Please retype the records below exactly, leaving out any pictures.

(Collected data)
▼

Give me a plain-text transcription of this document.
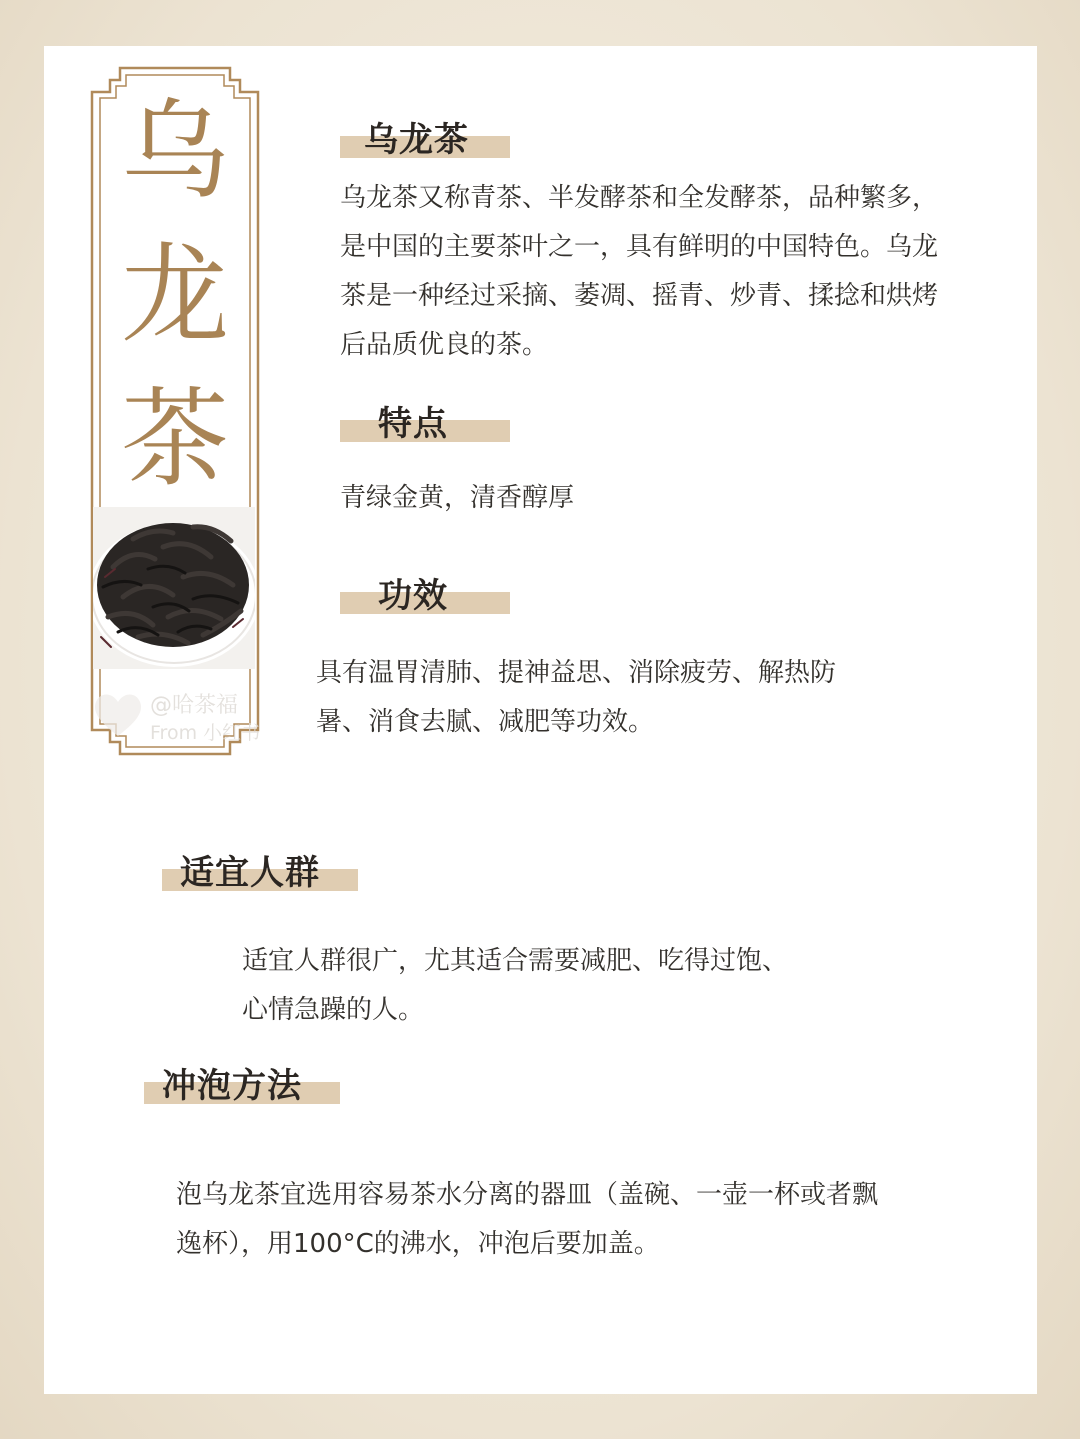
乌
龙
茶
@哈茶福
From 小红书
乌龙茶
乌龙茶又称青茶、半发酵茶和全发酵茶，品种繁多，
是中国的主要茶叶之一，具有鲜明的中国特色。乌龙
茶是一种经过采摘、萎凋、摇青、炒青、揉捻和烘烤
后品质优良的茶。
特点
青绿金黄，清香醇厚
功效
具有温胃清肺、提神益思、消除疲劳、解热防
暑、消食去腻、减肥等功效。
适宜人群
适宜人群很广，尤其适合需要减肥、吃得过饱、
心情急躁的人。
冲泡方法
泡乌龙茶宜选用容易茶水分离的器皿（盖碗、一壶一杯或者飘
逸杯），用100°C的沸水，冲泡后要加盖。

▲

Solution for this exercise:
Give me a plain-text transcription of this document.
乌
龙
茶
@哈茶福
From 小红书
乌龙茶
乌龙茶又称青茶、半发酵茶和全发酵茶，品种繁多，
是中国的主要茶叶之一，具有鲜明的中国特色。乌龙
茶是一种经过采摘、萎凋、摇青、炒青、揉捻和烘烤
后品质优良的茶。
特点
青绿金黄，清香醇厚
功效
具有温胃清肺、提神益思、消除疲劳、解热防
暑、消食去腻、减肥等功效。
适宜人群
适宜人群很广，尤其适合需要减肥、吃得过饱、
心情急躁的人。
冲泡方法
泡乌龙茶宜选用容易茶水分离的器皿（盖碗、一壶一杯或者飘
逸杯），用100°C的沸水，冲泡后要加盖。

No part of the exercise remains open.